> _Given instruction_
Gather all lines from the material that contain "House".

> _Records supplied_
◇ ◇ ◇ ◇
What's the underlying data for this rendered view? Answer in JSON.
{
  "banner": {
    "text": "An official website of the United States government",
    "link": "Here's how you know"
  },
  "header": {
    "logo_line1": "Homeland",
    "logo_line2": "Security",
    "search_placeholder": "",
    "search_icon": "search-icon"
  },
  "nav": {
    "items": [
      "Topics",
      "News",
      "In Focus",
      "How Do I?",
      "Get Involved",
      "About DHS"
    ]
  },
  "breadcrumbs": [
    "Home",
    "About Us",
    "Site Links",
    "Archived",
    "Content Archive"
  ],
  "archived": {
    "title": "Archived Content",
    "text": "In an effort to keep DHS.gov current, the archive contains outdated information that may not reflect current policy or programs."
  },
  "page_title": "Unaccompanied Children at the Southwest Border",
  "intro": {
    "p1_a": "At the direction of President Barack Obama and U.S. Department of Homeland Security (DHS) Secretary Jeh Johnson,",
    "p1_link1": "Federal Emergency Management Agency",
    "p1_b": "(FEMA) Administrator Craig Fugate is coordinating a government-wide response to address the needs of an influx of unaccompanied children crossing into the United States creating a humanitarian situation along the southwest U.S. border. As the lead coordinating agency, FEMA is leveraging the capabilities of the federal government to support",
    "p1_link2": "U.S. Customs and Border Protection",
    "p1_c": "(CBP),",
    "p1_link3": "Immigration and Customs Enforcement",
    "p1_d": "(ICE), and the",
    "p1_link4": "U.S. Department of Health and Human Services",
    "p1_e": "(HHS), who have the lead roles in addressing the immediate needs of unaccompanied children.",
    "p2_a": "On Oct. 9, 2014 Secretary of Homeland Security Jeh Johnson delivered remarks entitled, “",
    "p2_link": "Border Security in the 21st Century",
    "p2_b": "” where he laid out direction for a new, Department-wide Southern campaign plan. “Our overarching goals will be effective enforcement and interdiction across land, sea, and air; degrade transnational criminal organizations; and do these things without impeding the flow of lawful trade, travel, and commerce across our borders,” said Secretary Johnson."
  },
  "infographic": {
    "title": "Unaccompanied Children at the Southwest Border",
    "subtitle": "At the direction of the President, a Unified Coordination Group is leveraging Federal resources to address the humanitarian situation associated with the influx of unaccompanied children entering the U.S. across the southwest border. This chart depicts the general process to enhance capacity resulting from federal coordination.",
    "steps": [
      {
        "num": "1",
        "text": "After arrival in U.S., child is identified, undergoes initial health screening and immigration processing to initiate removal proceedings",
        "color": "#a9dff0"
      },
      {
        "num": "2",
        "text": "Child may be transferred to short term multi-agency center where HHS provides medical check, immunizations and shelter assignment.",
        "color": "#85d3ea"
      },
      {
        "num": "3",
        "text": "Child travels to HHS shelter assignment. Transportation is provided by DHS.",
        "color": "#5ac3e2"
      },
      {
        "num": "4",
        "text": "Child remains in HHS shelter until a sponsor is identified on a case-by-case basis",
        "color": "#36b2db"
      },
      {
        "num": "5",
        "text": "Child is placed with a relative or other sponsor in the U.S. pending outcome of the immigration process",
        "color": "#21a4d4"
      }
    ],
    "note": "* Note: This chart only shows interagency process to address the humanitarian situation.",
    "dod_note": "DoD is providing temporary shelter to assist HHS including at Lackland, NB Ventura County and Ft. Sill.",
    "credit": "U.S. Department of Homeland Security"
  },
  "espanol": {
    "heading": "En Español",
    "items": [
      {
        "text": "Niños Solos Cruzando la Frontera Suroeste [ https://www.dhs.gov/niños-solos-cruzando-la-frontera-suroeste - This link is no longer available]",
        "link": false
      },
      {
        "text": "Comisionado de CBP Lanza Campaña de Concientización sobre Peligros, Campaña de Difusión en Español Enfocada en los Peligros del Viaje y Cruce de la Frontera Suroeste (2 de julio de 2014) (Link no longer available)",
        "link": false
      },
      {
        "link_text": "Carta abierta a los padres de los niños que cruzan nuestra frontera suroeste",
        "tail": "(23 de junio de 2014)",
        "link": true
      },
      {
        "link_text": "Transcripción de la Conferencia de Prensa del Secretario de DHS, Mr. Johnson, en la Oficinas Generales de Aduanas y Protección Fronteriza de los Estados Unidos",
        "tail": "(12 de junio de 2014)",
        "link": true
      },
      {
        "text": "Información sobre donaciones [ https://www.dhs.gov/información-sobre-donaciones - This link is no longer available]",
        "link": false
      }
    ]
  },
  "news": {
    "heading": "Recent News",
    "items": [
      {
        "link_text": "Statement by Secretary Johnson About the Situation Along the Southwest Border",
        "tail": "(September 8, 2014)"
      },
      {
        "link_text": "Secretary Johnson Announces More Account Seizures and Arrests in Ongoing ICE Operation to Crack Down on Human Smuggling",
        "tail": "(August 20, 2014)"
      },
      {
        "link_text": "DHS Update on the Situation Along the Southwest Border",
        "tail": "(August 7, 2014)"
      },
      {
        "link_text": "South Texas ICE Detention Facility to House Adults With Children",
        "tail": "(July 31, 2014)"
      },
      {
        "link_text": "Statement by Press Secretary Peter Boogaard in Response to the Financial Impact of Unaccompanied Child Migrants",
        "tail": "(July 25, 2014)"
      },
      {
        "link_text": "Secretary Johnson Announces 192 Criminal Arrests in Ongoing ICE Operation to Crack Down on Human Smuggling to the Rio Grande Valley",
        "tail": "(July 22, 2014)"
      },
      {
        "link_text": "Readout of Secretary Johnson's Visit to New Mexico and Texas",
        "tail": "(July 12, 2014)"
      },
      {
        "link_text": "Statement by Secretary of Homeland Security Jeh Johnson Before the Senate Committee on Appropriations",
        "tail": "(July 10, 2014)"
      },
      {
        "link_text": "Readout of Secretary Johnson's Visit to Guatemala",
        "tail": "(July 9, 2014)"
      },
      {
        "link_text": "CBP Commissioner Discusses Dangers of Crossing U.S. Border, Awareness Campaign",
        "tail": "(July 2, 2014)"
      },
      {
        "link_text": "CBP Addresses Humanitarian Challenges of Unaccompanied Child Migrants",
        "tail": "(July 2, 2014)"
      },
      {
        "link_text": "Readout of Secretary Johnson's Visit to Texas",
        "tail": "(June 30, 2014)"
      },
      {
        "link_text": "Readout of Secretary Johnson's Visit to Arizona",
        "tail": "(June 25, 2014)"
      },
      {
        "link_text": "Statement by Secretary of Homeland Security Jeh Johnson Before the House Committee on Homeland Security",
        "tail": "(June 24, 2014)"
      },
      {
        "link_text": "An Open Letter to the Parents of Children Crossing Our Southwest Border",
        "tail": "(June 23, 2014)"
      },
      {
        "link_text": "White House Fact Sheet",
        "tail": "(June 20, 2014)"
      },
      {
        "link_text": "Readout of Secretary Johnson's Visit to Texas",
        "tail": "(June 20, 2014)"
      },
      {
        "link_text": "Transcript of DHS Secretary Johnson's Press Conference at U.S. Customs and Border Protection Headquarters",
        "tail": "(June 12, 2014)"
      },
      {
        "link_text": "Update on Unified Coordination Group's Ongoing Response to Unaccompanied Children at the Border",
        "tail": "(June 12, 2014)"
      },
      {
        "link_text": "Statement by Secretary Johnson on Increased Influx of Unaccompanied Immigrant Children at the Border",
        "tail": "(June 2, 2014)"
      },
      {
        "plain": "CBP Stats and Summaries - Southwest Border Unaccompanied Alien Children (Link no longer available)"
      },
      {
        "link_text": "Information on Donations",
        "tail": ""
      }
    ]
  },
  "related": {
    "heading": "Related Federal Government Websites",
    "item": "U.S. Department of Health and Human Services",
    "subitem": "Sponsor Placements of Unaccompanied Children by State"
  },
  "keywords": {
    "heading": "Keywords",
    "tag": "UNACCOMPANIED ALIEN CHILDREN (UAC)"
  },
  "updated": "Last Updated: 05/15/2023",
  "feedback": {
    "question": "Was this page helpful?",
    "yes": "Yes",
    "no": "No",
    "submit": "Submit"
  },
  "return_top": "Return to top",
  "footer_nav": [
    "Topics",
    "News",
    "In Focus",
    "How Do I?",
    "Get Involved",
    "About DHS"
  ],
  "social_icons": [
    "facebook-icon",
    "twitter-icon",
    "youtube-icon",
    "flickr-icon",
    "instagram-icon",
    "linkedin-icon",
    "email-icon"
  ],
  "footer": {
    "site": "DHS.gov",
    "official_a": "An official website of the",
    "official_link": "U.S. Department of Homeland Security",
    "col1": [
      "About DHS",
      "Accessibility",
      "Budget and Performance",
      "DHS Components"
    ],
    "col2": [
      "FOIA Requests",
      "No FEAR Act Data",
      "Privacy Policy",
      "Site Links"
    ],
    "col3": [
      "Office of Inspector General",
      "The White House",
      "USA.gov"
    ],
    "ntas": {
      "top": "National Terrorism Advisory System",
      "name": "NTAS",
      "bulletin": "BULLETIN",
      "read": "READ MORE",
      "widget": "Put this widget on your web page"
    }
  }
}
◇ ◇ ◇ ◇
> _Expected answer_
        "link_text": "South Texas ICE Detention Facility to House Adults With Children",
        "link_text": "Statement by Secretary of Homeland Security Jeh Johnson Before the House Committee on Homeland Security",
        "link_text": "White House Fact Sheet",
      "The White House",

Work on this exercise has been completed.